[Work to be completed] Rewrite the records, starting at the beginning and ending at the line containing "The system bus 550 is at (597, 462).", replacing "schematic diagram" with "block diagram" and changing nothing else. Leave out the pictures.

[Data listing]
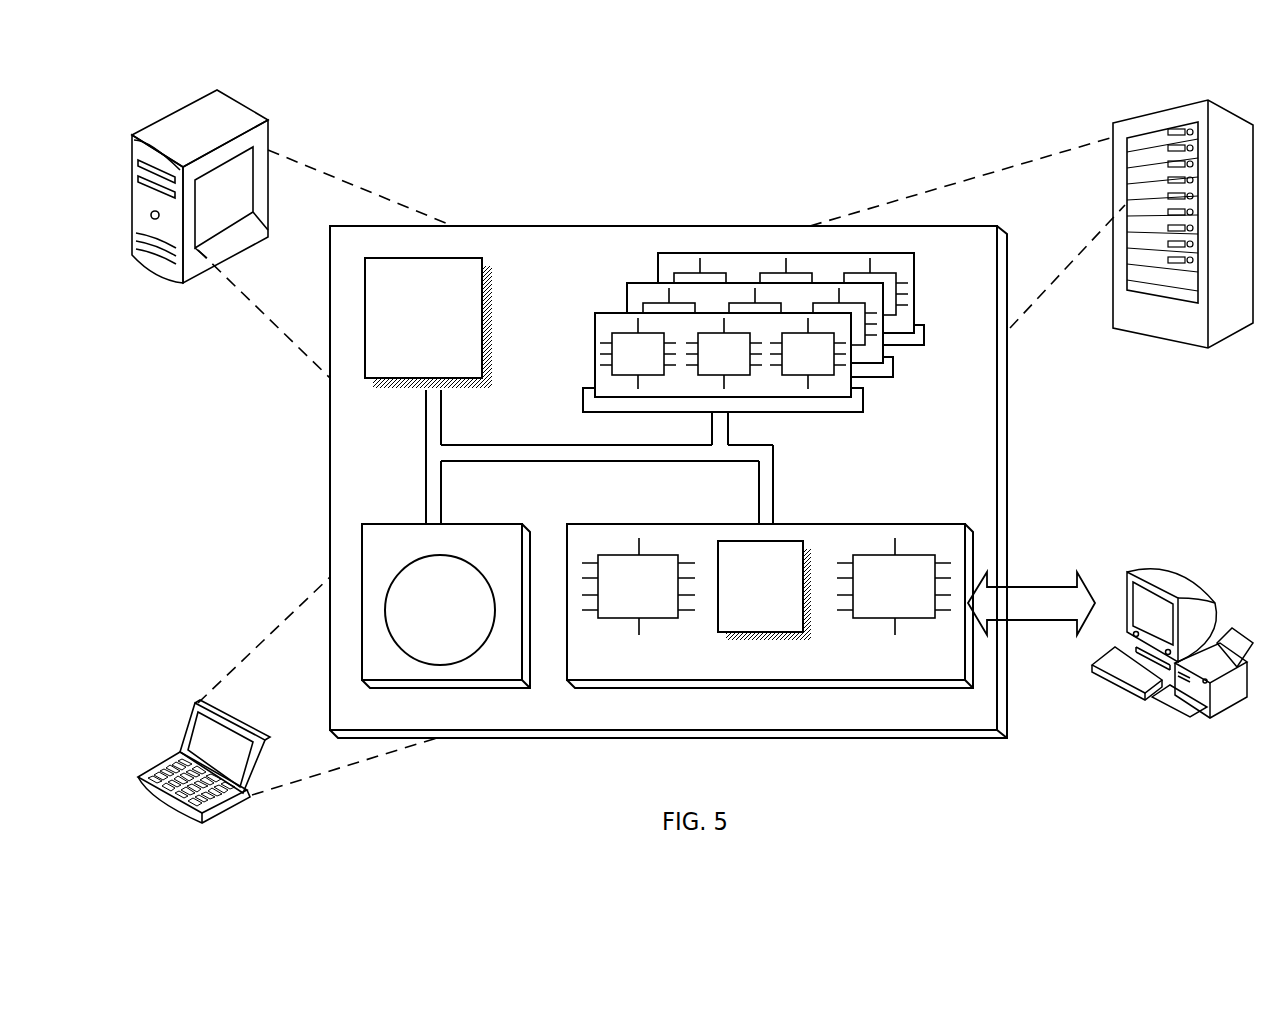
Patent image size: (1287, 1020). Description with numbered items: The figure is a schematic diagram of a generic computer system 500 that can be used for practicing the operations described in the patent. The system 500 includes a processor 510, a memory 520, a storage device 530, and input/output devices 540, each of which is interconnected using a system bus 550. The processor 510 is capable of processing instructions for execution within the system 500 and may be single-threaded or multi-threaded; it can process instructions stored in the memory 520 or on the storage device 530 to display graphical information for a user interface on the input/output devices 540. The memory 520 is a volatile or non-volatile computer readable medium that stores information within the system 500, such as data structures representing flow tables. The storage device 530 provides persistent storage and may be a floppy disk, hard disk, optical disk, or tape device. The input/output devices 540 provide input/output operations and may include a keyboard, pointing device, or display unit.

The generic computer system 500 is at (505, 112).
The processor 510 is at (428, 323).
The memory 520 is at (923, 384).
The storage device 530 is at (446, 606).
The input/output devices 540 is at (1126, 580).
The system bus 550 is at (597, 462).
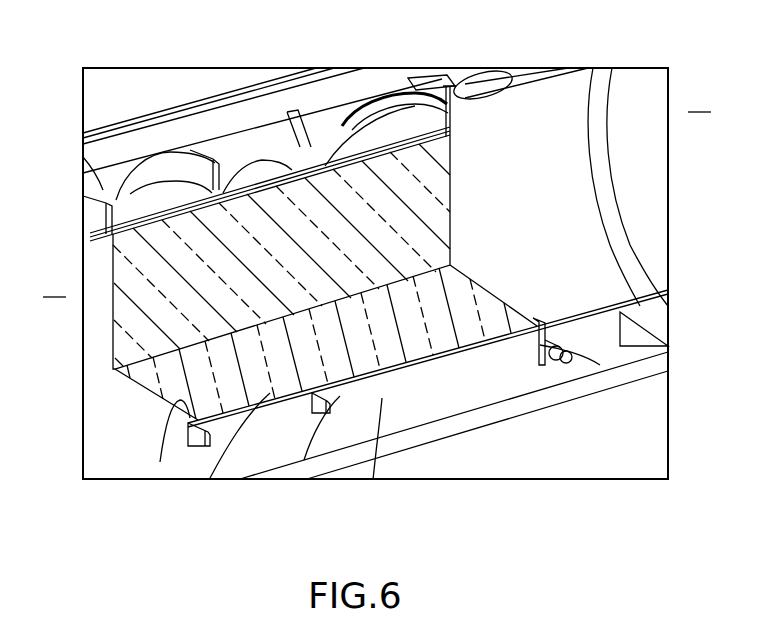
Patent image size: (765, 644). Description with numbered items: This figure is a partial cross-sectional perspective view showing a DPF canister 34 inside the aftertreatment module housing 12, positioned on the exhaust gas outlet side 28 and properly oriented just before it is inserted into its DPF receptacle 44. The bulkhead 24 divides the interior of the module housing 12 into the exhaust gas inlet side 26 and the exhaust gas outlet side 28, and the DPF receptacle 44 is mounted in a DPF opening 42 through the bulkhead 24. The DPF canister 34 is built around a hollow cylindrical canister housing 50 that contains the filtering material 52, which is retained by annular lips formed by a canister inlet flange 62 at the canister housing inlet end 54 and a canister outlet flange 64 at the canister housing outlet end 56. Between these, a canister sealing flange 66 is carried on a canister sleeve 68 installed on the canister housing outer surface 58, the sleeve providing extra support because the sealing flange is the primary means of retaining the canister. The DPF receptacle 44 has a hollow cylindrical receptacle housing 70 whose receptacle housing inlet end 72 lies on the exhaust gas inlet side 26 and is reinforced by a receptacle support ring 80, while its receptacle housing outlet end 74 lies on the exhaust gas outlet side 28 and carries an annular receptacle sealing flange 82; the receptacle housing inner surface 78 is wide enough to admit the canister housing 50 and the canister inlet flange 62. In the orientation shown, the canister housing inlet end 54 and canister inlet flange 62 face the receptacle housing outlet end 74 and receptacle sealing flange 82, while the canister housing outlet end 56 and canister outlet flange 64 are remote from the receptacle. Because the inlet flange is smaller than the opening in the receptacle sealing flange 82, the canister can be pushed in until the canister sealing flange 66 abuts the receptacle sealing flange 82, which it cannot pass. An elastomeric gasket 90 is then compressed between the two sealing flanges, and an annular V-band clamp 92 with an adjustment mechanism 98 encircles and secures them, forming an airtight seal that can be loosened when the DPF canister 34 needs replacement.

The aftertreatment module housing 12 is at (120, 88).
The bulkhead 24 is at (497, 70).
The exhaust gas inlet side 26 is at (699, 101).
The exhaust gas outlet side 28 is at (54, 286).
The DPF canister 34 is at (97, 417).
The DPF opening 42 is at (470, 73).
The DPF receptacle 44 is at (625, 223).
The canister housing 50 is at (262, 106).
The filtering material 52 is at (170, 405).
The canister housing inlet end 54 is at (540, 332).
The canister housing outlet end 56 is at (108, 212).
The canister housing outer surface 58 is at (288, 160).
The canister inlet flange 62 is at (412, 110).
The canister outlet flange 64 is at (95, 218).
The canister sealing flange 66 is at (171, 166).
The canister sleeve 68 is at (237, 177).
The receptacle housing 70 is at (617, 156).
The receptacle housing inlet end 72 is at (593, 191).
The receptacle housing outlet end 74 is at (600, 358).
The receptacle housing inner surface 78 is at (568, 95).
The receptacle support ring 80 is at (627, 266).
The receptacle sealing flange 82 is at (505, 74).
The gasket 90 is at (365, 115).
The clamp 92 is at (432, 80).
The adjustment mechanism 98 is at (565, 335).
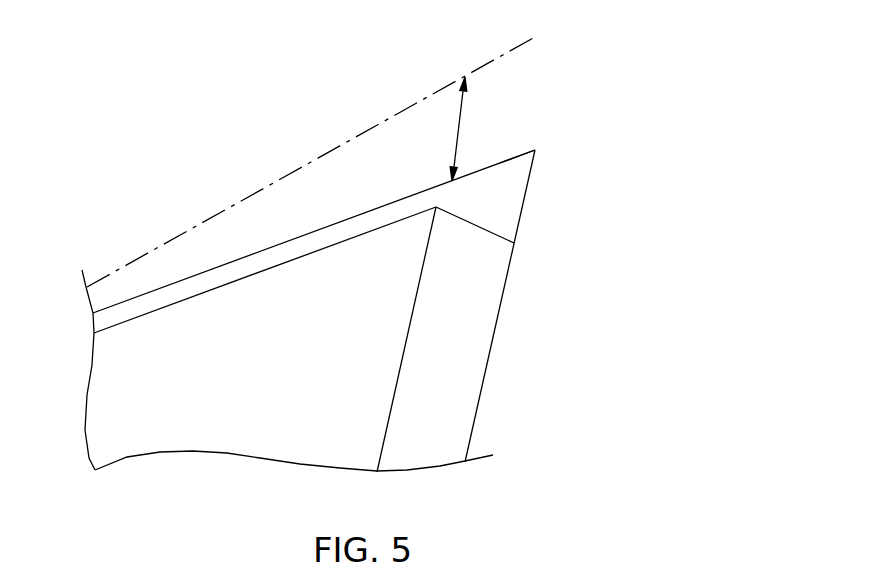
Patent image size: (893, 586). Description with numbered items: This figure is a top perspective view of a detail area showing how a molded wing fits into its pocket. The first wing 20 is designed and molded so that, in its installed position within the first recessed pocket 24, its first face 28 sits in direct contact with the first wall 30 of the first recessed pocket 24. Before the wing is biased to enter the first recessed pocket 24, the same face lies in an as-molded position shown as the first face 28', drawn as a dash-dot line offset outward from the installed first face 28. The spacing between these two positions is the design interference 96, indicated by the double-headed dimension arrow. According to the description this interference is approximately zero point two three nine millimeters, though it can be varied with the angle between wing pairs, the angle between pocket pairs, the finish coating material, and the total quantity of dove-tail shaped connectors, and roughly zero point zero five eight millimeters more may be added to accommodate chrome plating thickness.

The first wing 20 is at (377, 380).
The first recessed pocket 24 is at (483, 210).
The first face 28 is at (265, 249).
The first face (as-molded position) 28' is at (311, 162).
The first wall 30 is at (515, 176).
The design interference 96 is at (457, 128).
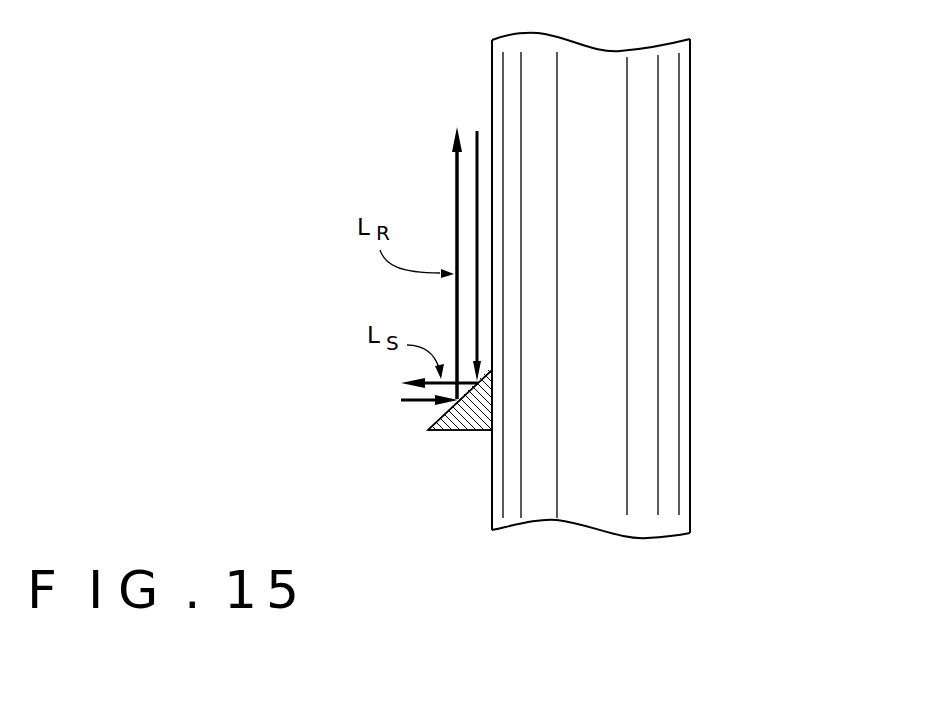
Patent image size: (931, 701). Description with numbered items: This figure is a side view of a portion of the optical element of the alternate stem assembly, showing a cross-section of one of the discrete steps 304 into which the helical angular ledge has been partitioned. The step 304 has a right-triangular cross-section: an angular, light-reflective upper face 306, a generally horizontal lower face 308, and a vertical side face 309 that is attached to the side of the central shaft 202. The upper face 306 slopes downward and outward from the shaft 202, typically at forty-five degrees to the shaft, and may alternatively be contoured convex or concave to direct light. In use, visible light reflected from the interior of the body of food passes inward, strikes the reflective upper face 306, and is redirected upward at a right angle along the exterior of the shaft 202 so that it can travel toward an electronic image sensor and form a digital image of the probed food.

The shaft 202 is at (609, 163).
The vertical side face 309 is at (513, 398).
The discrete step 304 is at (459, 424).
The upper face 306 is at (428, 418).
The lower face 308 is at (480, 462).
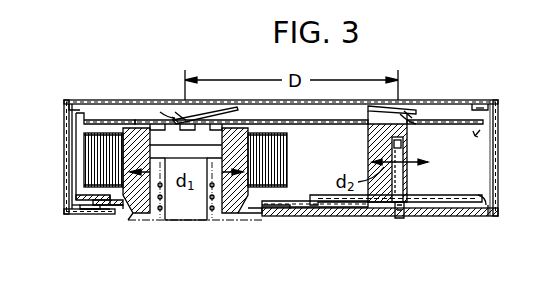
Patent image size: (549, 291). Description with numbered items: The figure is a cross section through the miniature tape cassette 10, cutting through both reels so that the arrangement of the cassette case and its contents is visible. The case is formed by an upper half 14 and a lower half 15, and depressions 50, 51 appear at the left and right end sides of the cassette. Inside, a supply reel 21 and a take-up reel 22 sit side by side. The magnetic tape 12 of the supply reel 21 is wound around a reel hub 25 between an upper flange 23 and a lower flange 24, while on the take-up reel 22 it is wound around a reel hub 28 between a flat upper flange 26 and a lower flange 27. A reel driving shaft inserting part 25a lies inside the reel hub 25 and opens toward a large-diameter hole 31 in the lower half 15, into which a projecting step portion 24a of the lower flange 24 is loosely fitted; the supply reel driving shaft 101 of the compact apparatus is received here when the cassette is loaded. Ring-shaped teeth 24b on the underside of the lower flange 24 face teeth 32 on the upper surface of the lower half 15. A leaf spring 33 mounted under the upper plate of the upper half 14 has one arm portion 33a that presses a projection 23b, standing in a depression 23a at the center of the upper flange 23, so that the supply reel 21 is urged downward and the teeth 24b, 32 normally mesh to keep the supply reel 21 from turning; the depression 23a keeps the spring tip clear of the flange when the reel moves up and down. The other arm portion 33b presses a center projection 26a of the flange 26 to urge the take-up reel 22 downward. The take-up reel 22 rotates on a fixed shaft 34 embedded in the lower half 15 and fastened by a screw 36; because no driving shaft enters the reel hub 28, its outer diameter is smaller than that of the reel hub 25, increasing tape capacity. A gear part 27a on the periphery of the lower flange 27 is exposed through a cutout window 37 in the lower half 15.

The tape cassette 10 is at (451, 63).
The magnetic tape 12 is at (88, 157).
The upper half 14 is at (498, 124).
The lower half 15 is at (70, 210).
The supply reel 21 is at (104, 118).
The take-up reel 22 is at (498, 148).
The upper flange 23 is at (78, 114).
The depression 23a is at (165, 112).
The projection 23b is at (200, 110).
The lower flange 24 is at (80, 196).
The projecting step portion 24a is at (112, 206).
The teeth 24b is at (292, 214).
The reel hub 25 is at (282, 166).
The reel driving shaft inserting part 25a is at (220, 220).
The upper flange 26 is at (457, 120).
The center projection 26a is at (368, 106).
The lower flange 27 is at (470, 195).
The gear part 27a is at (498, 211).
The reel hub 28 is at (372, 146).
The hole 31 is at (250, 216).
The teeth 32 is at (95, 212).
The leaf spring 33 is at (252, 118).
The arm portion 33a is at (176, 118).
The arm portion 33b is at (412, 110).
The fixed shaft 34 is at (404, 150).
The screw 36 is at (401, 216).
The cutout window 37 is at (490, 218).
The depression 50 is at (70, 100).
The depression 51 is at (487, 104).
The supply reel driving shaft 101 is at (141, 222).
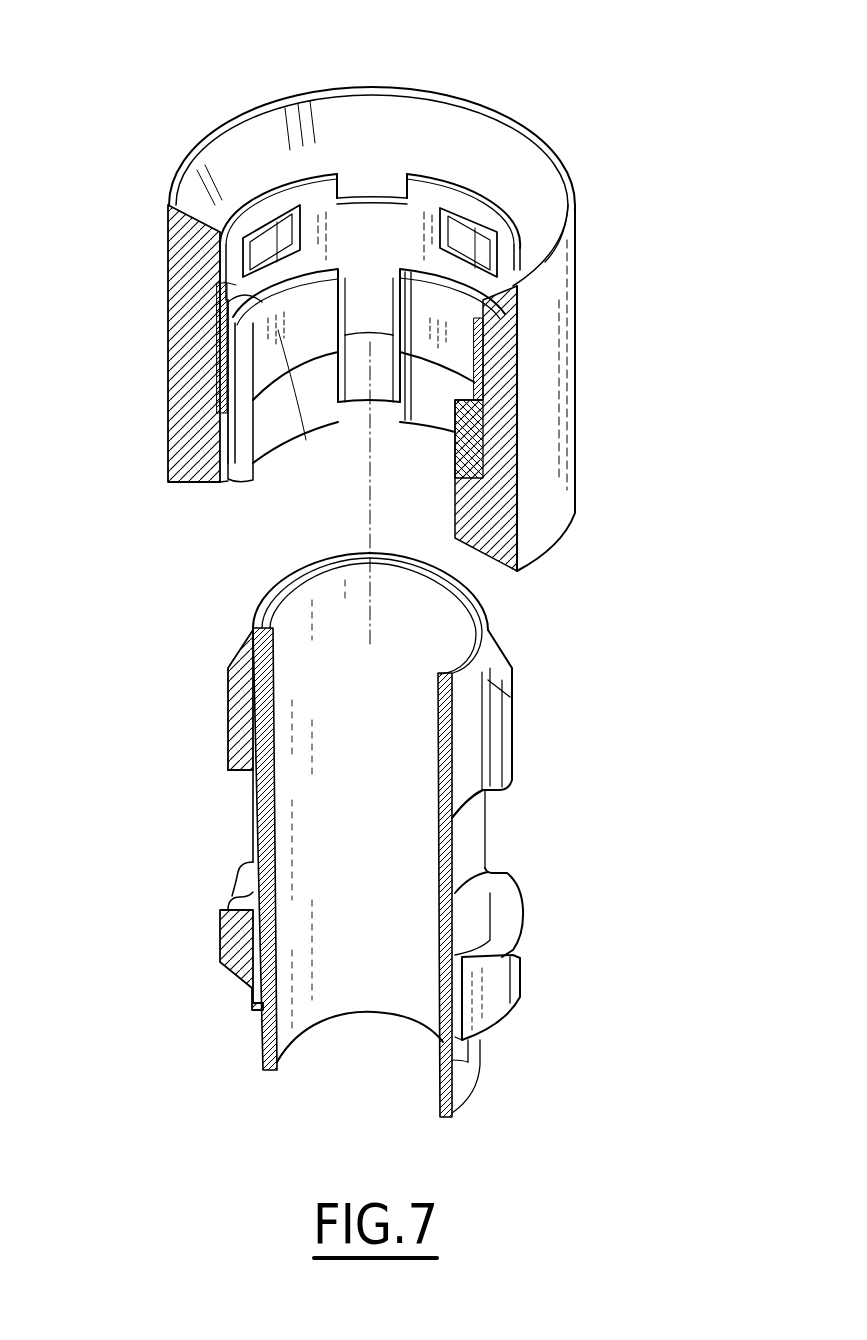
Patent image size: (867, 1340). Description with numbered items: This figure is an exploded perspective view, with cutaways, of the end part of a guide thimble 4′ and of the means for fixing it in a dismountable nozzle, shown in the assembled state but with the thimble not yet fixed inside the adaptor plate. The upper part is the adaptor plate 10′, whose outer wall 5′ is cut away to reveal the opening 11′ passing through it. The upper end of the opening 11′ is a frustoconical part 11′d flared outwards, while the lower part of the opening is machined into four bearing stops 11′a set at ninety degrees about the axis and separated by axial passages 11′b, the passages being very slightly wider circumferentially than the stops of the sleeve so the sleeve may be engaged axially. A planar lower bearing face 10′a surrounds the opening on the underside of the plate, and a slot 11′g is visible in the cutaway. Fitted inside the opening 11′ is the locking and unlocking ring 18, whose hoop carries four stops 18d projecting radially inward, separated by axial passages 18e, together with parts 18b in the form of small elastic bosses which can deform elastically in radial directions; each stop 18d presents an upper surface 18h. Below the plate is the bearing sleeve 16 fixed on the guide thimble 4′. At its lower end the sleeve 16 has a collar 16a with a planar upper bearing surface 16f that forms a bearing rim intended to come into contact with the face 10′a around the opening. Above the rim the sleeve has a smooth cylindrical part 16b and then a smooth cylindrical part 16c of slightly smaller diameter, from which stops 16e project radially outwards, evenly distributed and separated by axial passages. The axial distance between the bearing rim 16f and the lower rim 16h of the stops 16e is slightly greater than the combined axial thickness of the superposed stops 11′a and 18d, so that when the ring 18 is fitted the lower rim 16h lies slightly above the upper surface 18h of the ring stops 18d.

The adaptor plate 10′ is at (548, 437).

[Written solution]
Patent image size: (1287, 1020). Description with numbered items: The figure is a block diagram of a generic computer system 500 that can be used for practicing the operations described in the patent. The system 500 includes a processor 510, a memory 520, a storage device 530, and input/output devices 540, each of which is interconnected using a system bus 550. The processor 510 is capable of processing instructions for execution within the system 500 and may be single-threaded or multi-threaded; it can process instructions stored in the memory 520 or on the storage device 530 to display graphical information for a user interface on the input/output devices 540. The memory 520 is a volatile or non-volatile computer readable medium that stores information within the system 500, such as data structures representing flow tables. The storage device 530 provides persistent storage and may be a floppy disk, hard disk, optical disk, or tape device. The input/output devices 540 provide input/output operations and may include a keyboard, pointing device, or display unit.

The generic computer system 500 is at (505, 112).
The processor 510 is at (428, 323).
The memory 520 is at (923, 384).
The storage device 530 is at (446, 606).
The input/output devices 540 is at (1126, 580).
The system bus 550 is at (597, 462).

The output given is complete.